— Start —

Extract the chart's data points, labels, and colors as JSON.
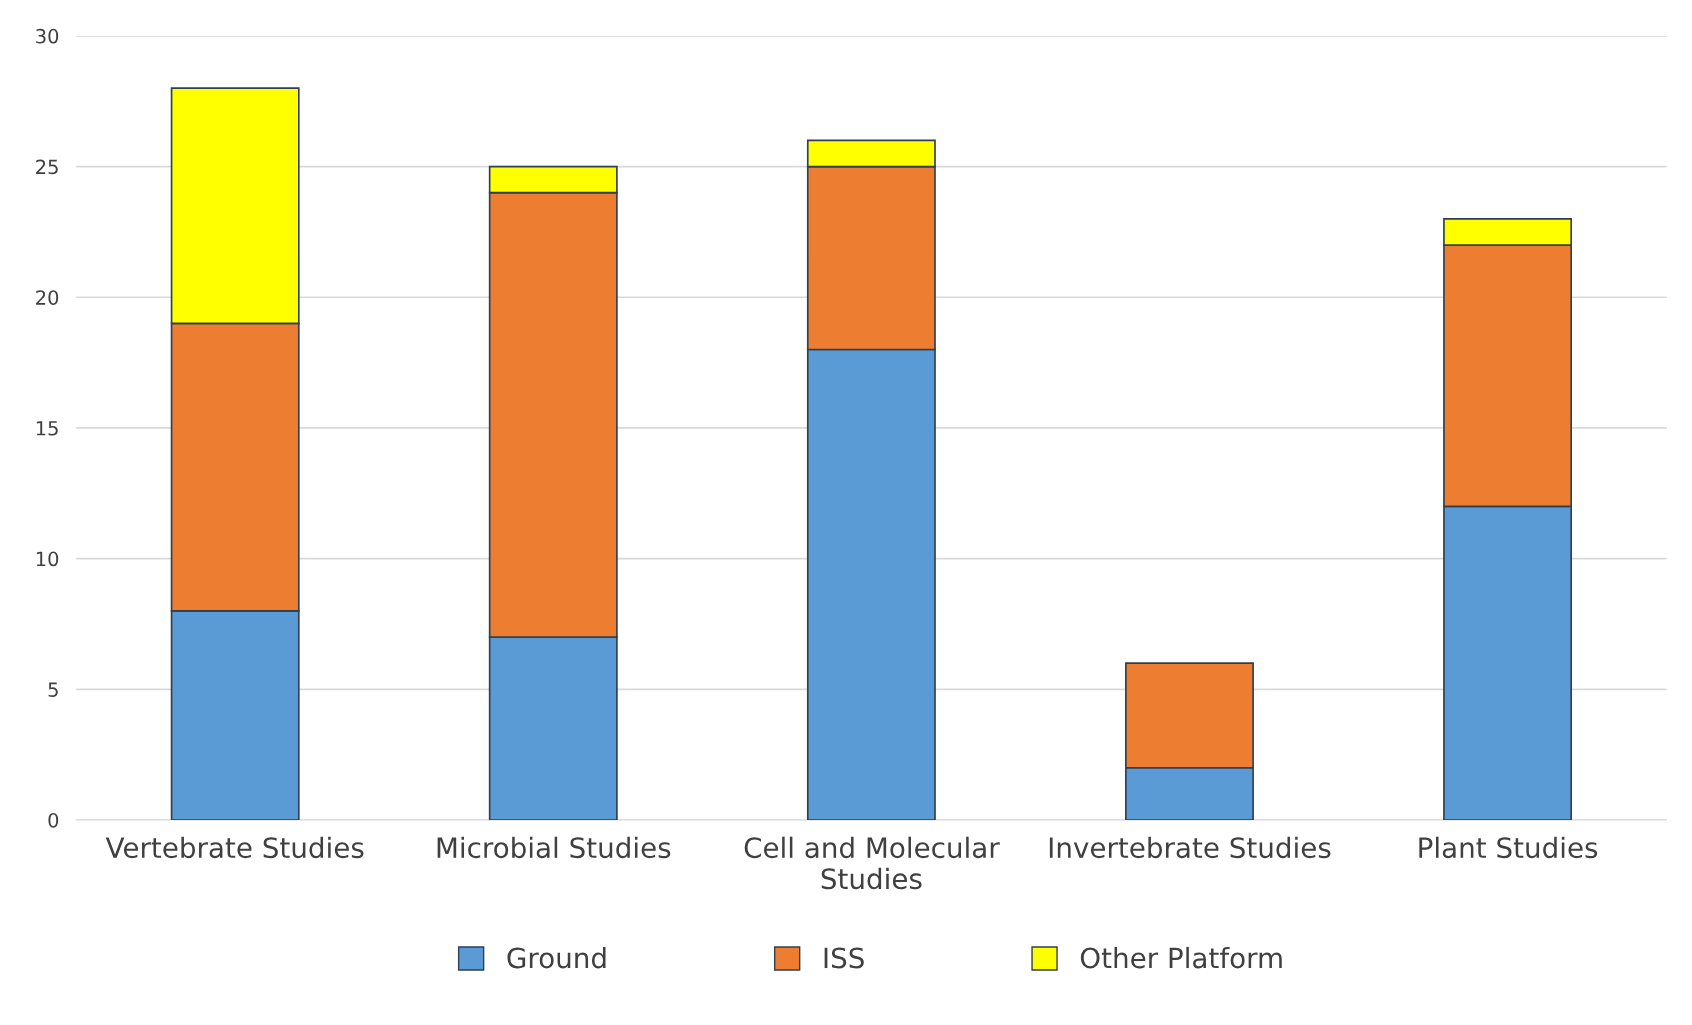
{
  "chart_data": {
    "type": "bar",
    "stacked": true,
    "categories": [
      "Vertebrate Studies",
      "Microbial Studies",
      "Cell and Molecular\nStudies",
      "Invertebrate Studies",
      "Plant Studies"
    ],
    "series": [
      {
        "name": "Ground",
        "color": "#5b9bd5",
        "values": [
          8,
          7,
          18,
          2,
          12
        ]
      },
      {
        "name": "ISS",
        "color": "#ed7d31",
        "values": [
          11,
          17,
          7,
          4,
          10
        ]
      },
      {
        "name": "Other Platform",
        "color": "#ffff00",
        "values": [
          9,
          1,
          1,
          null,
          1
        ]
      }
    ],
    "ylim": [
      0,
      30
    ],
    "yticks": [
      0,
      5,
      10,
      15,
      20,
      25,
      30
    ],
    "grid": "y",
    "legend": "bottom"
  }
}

— End —
— Start —

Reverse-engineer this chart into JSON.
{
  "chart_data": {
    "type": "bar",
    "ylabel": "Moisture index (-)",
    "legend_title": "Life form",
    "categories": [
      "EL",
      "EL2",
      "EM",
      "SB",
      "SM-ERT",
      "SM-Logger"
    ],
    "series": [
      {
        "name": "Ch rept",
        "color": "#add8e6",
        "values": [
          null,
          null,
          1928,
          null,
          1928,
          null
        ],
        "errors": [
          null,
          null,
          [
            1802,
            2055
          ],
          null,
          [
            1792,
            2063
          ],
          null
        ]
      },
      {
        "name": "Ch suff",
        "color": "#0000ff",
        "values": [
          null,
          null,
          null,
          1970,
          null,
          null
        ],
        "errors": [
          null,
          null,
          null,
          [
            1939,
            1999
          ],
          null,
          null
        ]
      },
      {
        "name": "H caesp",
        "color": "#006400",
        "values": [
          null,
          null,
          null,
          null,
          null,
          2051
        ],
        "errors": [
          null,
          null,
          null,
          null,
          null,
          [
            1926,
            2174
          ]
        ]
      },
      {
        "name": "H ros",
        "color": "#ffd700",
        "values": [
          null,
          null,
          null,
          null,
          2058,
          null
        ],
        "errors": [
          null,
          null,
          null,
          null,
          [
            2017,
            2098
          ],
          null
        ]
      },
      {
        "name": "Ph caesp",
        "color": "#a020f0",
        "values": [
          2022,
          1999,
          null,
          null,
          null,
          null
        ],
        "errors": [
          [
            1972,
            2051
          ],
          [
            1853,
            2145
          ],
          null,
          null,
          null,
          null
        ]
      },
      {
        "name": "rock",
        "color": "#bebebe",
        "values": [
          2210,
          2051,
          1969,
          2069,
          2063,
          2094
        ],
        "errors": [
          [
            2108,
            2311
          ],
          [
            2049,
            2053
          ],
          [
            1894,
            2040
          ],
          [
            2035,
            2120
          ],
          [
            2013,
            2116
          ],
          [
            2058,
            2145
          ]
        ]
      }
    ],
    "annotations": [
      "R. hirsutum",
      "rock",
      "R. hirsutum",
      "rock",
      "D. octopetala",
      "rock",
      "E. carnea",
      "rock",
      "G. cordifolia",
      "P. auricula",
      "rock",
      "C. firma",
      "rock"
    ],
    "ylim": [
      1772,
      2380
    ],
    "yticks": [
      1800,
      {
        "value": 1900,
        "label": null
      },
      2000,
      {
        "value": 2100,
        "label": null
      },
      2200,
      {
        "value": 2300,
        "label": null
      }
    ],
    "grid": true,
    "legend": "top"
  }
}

— End —

Directions
Copy out every line with the word "JSON".

Task answer
Extract the chart's data points, labels, and colors as JSON.
Reverse-engineer this chart into JSON.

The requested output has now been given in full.